#### The request:
Go through the material below and count the lines with the string "java"; the number is the whole answer.

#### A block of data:

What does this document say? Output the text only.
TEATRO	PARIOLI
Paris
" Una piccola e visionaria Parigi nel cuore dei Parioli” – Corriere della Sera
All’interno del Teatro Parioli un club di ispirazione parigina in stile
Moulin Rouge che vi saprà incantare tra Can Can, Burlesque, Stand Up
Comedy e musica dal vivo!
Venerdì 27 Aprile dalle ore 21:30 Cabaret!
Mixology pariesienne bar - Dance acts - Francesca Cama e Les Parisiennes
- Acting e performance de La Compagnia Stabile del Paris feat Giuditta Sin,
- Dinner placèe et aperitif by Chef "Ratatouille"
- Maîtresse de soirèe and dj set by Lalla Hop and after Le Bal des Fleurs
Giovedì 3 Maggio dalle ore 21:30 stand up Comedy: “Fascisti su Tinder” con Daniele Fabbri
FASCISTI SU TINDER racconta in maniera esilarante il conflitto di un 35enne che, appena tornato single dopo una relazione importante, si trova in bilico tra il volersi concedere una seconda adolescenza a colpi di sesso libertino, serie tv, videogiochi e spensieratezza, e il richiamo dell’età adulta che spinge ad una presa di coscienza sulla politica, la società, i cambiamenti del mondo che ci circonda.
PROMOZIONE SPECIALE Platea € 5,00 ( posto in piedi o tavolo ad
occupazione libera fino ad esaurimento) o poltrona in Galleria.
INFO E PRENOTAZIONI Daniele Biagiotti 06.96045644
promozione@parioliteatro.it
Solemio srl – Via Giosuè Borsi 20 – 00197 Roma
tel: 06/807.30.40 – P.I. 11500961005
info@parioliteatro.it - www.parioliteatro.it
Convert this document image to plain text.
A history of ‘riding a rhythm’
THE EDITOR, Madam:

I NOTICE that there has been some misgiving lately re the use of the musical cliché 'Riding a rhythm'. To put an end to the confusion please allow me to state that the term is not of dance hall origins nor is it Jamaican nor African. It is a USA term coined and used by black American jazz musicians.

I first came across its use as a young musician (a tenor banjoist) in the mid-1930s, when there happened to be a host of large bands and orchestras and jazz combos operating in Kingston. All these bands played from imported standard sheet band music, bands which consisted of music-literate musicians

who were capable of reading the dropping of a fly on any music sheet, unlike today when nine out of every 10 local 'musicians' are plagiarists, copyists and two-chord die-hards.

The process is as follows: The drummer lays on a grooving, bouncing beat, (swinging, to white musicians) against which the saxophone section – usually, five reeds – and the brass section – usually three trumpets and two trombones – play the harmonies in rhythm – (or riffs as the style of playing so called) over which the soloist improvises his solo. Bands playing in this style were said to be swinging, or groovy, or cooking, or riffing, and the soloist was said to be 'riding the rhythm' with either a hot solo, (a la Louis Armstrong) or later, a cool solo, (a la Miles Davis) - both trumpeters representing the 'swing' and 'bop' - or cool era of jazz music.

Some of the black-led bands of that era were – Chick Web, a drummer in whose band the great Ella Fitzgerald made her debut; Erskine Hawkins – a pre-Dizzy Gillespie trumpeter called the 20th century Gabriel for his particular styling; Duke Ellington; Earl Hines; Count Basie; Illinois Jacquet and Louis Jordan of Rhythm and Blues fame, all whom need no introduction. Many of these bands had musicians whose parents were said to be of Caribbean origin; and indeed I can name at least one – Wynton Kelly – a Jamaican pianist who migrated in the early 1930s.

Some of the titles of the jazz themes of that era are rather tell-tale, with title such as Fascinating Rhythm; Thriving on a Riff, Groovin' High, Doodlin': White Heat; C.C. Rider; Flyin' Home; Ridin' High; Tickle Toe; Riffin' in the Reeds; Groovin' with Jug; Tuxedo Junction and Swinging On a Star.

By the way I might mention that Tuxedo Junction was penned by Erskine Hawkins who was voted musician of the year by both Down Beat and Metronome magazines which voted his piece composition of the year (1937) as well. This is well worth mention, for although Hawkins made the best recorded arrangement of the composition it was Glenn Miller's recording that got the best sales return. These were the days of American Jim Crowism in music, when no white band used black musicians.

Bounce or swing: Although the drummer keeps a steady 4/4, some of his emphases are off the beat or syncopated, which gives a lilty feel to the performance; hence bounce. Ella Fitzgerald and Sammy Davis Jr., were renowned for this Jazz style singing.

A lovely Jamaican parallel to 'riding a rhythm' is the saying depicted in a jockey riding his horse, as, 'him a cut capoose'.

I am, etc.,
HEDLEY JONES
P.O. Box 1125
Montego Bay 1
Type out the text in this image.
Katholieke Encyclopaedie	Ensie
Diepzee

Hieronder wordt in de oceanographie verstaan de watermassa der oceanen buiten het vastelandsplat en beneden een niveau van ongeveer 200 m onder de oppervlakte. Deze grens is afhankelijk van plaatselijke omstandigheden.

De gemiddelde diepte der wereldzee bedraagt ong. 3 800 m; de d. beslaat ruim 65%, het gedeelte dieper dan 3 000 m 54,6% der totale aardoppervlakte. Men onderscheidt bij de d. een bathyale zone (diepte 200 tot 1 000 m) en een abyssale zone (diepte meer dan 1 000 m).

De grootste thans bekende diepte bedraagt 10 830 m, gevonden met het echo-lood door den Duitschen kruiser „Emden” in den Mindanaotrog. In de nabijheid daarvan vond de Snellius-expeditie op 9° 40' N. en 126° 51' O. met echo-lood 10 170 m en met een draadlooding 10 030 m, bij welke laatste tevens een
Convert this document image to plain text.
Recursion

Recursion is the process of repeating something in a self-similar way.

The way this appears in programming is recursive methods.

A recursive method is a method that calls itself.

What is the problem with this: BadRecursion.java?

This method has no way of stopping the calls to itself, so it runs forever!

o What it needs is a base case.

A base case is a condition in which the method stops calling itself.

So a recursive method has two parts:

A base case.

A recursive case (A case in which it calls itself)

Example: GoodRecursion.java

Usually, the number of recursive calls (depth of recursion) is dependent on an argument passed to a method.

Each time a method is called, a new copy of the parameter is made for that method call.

#### Final answer:
2